[Records about charts and figures]

----------------

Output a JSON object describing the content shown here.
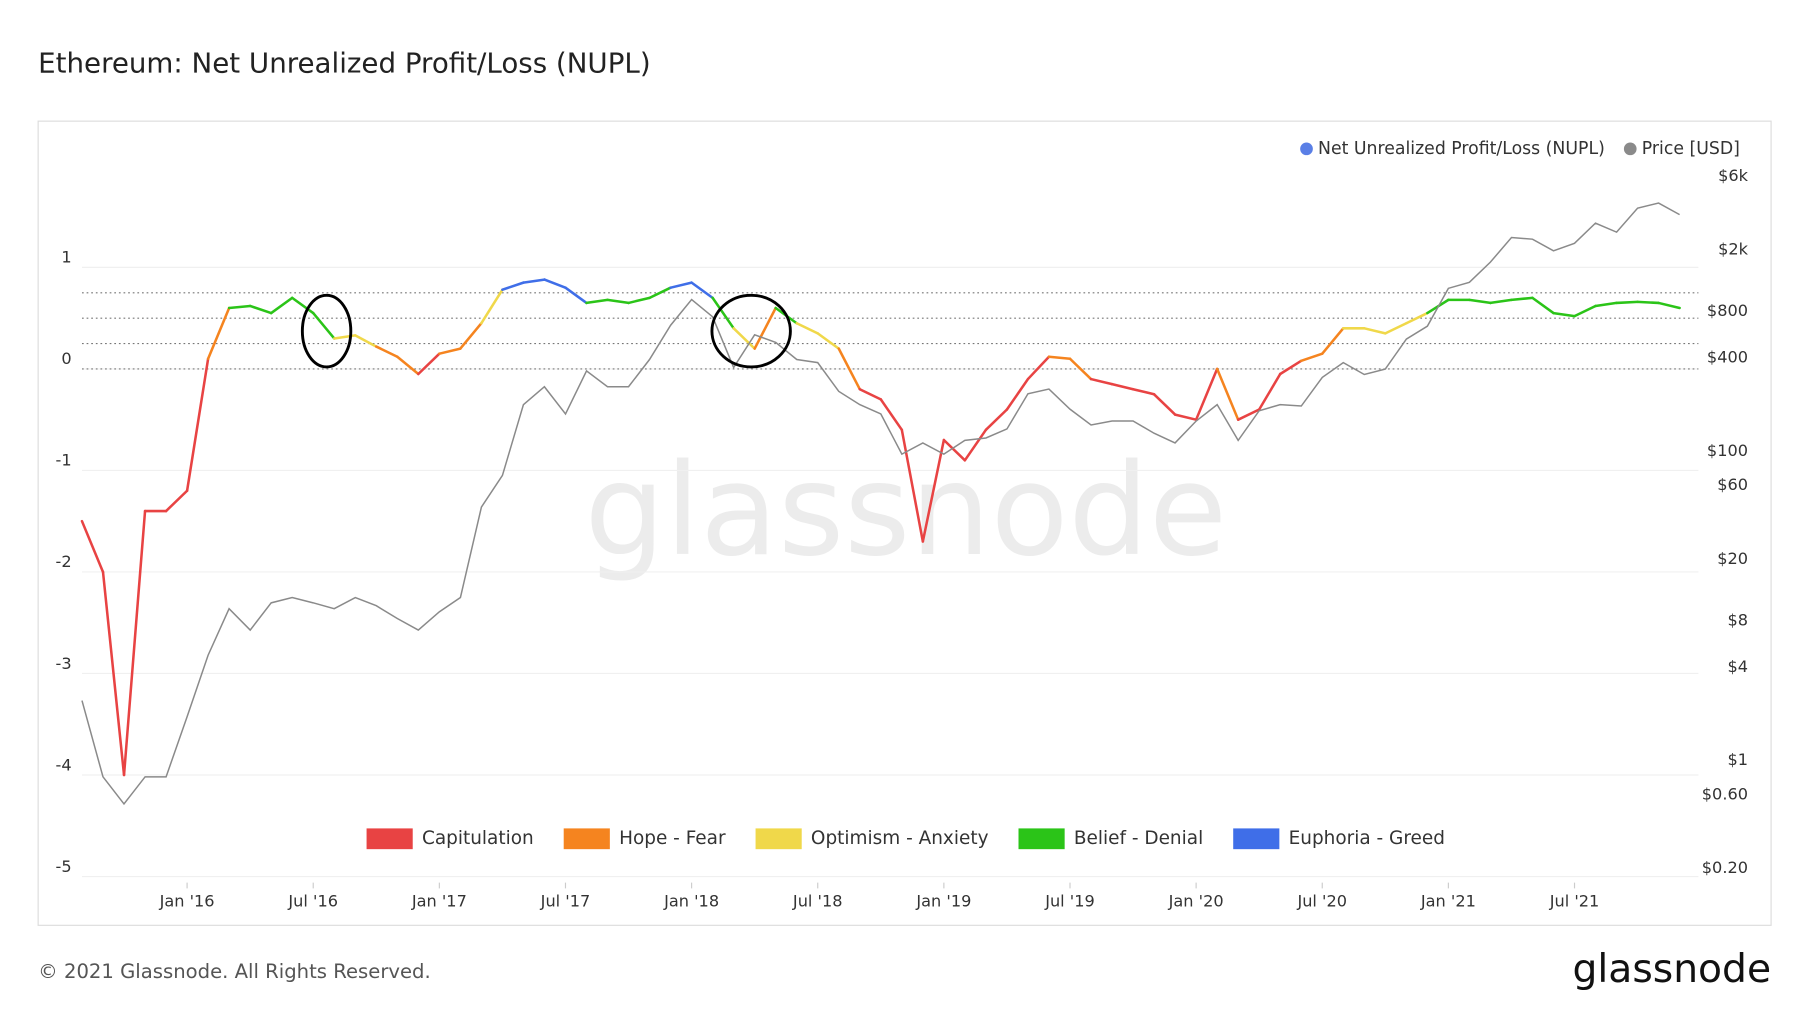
{
  "chart_data": {
    "type": "line",
    "title": "Ethereum: Net Unrealized Profit/Loss (NUPL)",
    "watermark": "glassnode",
    "x": [
      "2015-08",
      "2015-09",
      "2015-10",
      "2015-11",
      "2015-12",
      "2016-01",
      "2016-02",
      "2016-03",
      "2016-04",
      "2016-05",
      "2016-06",
      "2016-07",
      "2016-08",
      "2016-09",
      "2016-10",
      "2016-11",
      "2016-12",
      "2017-01",
      "2017-02",
      "2017-03",
      "2017-04",
      "2017-05",
      "2017-06",
      "2017-07",
      "2017-08",
      "2017-09",
      "2017-10",
      "2017-11",
      "2017-12",
      "2018-01",
      "2018-02",
      "2018-03",
      "2018-04",
      "2018-05",
      "2018-06",
      "2018-07",
      "2018-08",
      "2018-09",
      "2018-10",
      "2018-11",
      "2018-12",
      "2019-01",
      "2019-02",
      "2019-03",
      "2019-04",
      "2019-05",
      "2019-06",
      "2019-07",
      "2019-08",
      "2019-09",
      "2019-10",
      "2019-11",
      "2019-12",
      "2020-01",
      "2020-02",
      "2020-03",
      "2020-04",
      "2020-05",
      "2020-06",
      "2020-07",
      "2020-08",
      "2020-09",
      "2020-10",
      "2020-11",
      "2020-12",
      "2021-01",
      "2021-02",
      "2021-03",
      "2021-04",
      "2021-05",
      "2021-06",
      "2021-07",
      "2021-08",
      "2021-09",
      "2021-10",
      "2021-11",
      "2021-12"
    ],
    "series": [
      {
        "name": "Net Unrealized Profit/Loss (NUPL)",
        "color": "#5a7fe6",
        "values": [
          -1.5,
          -2.0,
          -4.0,
          -1.4,
          -1.4,
          -1.2,
          0.1,
          0.6,
          0.62,
          0.55,
          0.7,
          0.55,
          0.3,
          0.33,
          0.22,
          0.12,
          -0.05,
          0.15,
          0.2,
          0.45,
          0.78,
          0.85,
          0.88,
          0.8,
          0.65,
          0.68,
          0.65,
          0.7,
          0.8,
          0.85,
          0.7,
          0.4,
          0.2,
          0.6,
          0.45,
          0.35,
          0.2,
          -0.2,
          -0.3,
          -0.6,
          -1.7,
          -0.7,
          -0.9,
          -0.6,
          -0.4,
          -0.1,
          0.12,
          0.1,
          -0.1,
          -0.15,
          -0.2,
          -0.25,
          -0.45,
          -0.5,
          0.0,
          -0.5,
          -0.4,
          -0.05,
          0.08,
          0.15,
          0.4,
          0.4,
          0.35,
          0.45,
          0.55,
          0.68,
          0.68,
          0.65,
          0.68,
          0.7,
          0.55,
          0.52,
          0.62,
          0.65,
          0.66,
          0.65,
          0.6
        ]
      },
      {
        "name": "Price [USD]",
        "color": "#8a8a8a",
        "axis": "y2",
        "values": [
          2.8,
          0.9,
          0.6,
          0.9,
          0.9,
          2.2,
          5.5,
          11,
          8,
          12,
          13,
          12,
          11,
          13,
          11.5,
          9.5,
          8,
          10.5,
          13,
          50,
          80,
          230,
          300,
          200,
          380,
          300,
          300,
          450,
          750,
          1100,
          850,
          400,
          650,
          580,
          450,
          430,
          280,
          230,
          200,
          110,
          130,
          110,
          135,
          140,
          160,
          270,
          290,
          215,
          170,
          180,
          180,
          150,
          130,
          180,
          230,
          135,
          210,
          230,
          225,
          345,
          430,
          360,
          390,
          610,
          740,
          1300,
          1420,
          1920,
          2770,
          2700,
          2270,
          2540,
          3430,
          3000,
          4290,
          4630,
          3900
        ]
      }
    ],
    "ylim": [
      -5.06,
      2.02
    ],
    "yticks": [
      -5,
      -4,
      -3,
      -2,
      -1,
      0,
      1
    ],
    "y2lim": [
      0.186,
      8300
    ],
    "y2log": true,
    "y2ticks": [
      {
        "value": 0.2,
        "label": "$0.20"
      },
      {
        "value": 0.6,
        "label": "$0.60"
      },
      {
        "value": 1,
        "label": "$1"
      },
      {
        "value": 4,
        "label": "$4"
      },
      {
        "value": 8,
        "label": "$8"
      },
      {
        "value": 20,
        "label": "$20"
      },
      {
        "value": 60,
        "label": "$60"
      },
      {
        "value": 100,
        "label": "$100"
      },
      {
        "value": 400,
        "label": "$400"
      },
      {
        "value": 800,
        "label": "$800"
      },
      {
        "value": 2000,
        "label": "$2k"
      },
      {
        "value": 6000,
        "label": "$6k"
      }
    ],
    "xticks": [
      {
        "value": "2016-01",
        "label": "Jan '16"
      },
      {
        "value": "2016-07",
        "label": "Jul '16"
      },
      {
        "value": "2017-01",
        "label": "Jan '17"
      },
      {
        "value": "2017-07",
        "label": "Jul '17"
      },
      {
        "value": "2018-01",
        "label": "Jan '18"
      },
      {
        "value": "2018-07",
        "label": "Jul '18"
      },
      {
        "value": "2019-01",
        "label": "Jan '19"
      },
      {
        "value": "2019-07",
        "label": "Jul '19"
      },
      {
        "value": "2020-01",
        "label": "Jan '20"
      },
      {
        "value": "2020-07",
        "label": "Jul '20"
      },
      {
        "value": "2021-01",
        "label": "Jan '21"
      },
      {
        "value": "2021-07",
        "label": "Jul '21"
      }
    ],
    "zones": [
      {
        "name": "Capitulation",
        "color": "#e84343"
      },
      {
        "name": "Hope - Fear",
        "color": "#f5841f"
      },
      {
        "name": "Optimism - Anxiety",
        "color": "#f0d84a"
      },
      {
        "name": "Belief - Denial",
        "color": "#2bc418"
      },
      {
        "name": "Euphoria - Greed",
        "color": "#3f6ee8"
      }
    ],
    "zone_bounds": [
      0,
      0.25,
      0.5,
      0.75
    ],
    "grid": true,
    "legend": "top-right"
  },
  "footer": "© 2021 Glassnode. All Rights Reserved.",
  "logo": "glassnode"
}
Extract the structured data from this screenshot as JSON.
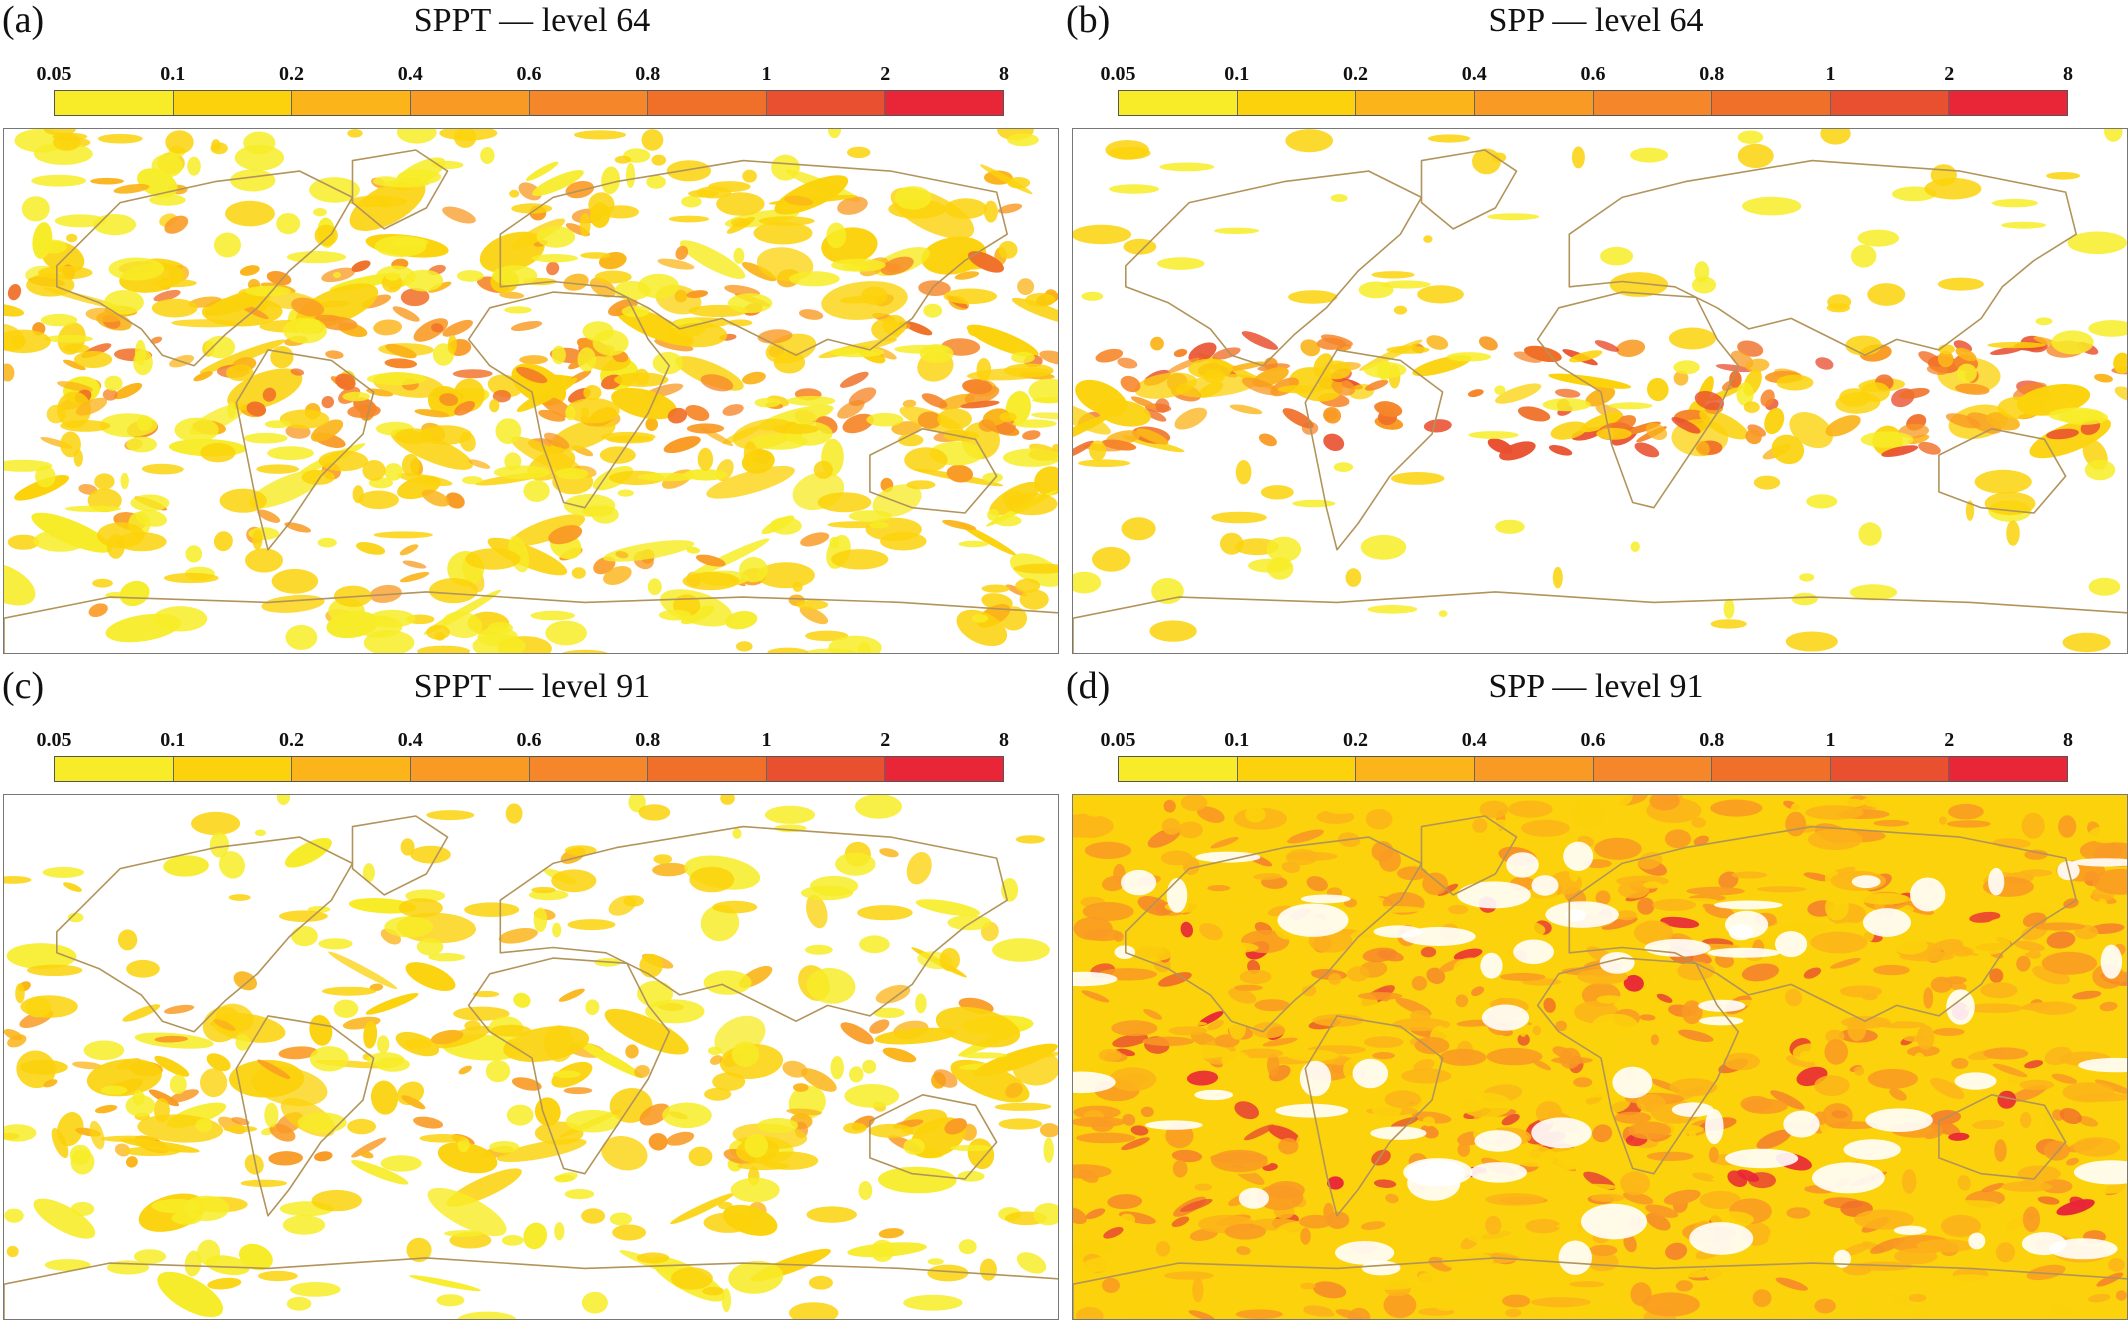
{
  "colorbar": {
    "labels": [
      "0.05",
      "0.1",
      "0.2",
      "0.4",
      "0.6",
      "0.8",
      "1",
      "2",
      "8"
    ],
    "colors": [
      "#f7ec27",
      "#fbd20b",
      "#fbb41a",
      "#f99a24",
      "#f6862a",
      "#f07029",
      "#e9502f",
      "#e82637"
    ]
  },
  "coastline_color": "#b2945a",
  "panels": [
    {
      "letter": "(a)",
      "title": "SPPT — level 64"
    },
    {
      "letter": "(b)",
      "title": "SPP — level 64"
    },
    {
      "letter": "(c)",
      "title": "SPPT — level 91"
    },
    {
      "letter": "(d)",
      "title": "SPP — level 91"
    }
  ]
}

----------------

## Problem description
Copy out each line of the records where the string "Profit" appears.

## Task answer
    "title": "Ethereum: Net Unrealized Profit/Loss (NUPL)",
        "name": "Net Unrealized Profit/Loss (NUPL)",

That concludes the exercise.